* Stated problem: Pull every "marker" line out of the data below.

BEGIN

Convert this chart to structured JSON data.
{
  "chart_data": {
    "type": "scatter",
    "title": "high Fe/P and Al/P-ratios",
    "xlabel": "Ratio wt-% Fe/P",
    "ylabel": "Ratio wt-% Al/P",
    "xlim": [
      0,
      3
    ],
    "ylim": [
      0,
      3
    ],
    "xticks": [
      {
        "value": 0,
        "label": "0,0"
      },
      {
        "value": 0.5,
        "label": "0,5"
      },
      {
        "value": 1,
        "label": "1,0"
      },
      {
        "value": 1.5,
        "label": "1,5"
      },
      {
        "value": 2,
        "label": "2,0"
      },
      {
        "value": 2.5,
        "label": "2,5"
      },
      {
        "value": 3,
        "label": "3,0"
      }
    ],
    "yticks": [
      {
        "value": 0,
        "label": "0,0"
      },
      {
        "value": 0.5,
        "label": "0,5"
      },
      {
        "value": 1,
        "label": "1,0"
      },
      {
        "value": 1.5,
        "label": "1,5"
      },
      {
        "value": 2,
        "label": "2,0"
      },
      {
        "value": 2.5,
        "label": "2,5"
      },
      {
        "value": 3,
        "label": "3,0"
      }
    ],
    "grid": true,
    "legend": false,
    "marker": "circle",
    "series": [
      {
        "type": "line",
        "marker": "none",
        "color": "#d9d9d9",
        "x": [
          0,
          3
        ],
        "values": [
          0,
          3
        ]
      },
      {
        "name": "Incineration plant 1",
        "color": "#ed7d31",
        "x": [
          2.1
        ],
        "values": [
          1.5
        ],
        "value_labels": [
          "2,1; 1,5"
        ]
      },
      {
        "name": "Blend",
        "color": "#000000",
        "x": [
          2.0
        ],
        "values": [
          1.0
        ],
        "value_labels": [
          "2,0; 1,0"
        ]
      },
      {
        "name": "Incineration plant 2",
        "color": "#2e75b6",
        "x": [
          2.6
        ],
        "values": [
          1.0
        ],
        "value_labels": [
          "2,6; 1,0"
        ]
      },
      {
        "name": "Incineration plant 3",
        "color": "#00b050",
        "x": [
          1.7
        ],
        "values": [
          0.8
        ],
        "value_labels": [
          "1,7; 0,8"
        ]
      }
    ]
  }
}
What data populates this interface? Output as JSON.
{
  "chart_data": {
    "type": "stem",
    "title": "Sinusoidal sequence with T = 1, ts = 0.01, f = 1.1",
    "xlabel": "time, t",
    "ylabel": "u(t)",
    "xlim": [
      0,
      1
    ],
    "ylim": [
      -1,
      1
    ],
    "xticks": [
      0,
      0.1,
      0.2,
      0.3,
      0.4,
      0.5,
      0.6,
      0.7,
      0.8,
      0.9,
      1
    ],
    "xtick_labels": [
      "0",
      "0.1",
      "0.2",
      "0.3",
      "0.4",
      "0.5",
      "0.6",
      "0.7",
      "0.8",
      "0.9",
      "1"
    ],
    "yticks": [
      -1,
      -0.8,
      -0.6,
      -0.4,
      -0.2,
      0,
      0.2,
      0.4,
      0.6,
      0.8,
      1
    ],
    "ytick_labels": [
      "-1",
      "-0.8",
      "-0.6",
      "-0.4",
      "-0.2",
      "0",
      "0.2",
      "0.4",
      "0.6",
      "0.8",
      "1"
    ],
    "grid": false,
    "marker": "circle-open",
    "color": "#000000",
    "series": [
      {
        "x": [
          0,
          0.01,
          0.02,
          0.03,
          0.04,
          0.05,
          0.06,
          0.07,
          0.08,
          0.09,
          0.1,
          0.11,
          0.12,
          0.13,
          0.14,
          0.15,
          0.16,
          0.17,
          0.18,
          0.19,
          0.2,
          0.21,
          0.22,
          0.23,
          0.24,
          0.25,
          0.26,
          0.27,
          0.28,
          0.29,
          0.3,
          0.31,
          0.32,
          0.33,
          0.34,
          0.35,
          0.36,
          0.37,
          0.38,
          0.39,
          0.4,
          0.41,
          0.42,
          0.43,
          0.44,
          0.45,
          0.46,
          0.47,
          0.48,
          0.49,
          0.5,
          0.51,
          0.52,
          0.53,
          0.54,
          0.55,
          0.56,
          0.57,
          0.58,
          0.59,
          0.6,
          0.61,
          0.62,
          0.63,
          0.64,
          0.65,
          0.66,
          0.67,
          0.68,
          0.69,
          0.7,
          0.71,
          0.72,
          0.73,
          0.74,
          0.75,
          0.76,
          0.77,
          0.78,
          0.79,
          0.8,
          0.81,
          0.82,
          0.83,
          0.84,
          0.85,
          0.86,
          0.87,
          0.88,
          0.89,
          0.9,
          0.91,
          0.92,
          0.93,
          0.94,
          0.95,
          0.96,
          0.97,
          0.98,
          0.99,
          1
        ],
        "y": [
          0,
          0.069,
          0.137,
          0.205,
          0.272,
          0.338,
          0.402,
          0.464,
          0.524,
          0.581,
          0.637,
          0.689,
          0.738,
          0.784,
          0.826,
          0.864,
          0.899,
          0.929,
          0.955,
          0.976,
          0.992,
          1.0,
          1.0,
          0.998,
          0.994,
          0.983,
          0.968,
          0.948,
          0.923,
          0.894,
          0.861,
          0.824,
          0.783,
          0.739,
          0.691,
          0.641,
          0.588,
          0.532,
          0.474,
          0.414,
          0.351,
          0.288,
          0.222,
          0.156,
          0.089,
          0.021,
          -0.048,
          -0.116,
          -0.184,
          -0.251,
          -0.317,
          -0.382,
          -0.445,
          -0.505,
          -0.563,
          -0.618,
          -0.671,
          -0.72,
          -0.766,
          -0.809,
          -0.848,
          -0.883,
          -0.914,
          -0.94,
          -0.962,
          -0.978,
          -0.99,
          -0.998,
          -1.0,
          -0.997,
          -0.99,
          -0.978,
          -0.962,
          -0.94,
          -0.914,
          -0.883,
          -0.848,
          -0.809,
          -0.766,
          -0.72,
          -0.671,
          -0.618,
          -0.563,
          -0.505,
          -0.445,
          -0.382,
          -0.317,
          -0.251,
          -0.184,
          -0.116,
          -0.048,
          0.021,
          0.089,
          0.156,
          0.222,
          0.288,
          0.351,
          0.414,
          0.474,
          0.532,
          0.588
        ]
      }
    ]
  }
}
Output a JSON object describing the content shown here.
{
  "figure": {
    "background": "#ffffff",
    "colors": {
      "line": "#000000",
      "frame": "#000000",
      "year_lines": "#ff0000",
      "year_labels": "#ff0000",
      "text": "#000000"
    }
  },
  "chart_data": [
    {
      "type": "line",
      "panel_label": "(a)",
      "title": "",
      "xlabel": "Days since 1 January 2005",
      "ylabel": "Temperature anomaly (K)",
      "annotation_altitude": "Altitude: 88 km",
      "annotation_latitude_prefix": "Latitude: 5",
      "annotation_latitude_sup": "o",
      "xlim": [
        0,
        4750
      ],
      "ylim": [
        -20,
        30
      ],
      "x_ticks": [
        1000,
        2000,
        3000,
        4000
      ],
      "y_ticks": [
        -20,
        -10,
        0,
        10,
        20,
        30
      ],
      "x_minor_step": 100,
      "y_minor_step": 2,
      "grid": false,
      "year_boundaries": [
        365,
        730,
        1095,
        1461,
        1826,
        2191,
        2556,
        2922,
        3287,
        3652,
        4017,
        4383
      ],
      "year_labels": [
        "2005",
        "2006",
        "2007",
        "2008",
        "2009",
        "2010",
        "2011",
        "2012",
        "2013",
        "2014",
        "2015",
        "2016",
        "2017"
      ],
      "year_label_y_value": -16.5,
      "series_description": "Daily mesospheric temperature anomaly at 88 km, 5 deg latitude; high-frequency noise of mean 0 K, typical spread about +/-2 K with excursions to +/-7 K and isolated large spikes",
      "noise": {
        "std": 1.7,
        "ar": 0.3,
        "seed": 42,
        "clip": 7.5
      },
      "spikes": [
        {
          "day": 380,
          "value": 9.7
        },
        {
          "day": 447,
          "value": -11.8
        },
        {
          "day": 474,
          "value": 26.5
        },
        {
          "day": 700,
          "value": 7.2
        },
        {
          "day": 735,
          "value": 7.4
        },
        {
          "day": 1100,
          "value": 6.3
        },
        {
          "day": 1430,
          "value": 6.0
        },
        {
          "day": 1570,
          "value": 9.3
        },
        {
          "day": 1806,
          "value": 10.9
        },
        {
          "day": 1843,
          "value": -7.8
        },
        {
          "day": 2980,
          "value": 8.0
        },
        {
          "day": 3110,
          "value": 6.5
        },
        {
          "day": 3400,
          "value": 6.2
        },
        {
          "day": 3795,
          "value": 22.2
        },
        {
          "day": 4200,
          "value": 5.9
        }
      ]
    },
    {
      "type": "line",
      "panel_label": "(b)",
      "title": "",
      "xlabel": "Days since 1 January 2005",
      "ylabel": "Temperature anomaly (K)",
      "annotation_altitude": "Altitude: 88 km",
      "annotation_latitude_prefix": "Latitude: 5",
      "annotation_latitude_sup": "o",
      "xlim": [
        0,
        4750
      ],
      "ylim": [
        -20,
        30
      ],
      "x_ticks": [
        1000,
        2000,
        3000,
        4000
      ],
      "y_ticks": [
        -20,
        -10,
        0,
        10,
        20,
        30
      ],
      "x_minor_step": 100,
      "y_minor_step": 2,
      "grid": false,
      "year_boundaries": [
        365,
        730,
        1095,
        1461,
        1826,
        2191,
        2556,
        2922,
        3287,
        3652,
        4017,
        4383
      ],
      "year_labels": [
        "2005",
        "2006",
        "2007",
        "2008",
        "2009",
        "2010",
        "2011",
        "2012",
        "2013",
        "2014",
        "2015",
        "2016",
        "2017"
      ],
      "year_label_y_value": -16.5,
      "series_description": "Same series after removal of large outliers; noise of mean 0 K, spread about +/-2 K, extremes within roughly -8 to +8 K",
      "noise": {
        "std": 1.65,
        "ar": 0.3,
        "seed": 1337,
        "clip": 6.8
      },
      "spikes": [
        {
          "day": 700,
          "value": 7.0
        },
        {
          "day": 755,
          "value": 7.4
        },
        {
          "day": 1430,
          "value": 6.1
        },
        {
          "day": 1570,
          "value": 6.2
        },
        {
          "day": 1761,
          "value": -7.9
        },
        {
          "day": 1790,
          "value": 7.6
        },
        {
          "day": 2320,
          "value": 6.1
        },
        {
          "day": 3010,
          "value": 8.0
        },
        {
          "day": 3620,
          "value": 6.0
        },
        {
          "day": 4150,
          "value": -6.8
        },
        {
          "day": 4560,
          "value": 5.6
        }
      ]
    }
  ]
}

END

* Result below:
    "marker": "circle",
        "marker": "none",
    "marker": "circle-open",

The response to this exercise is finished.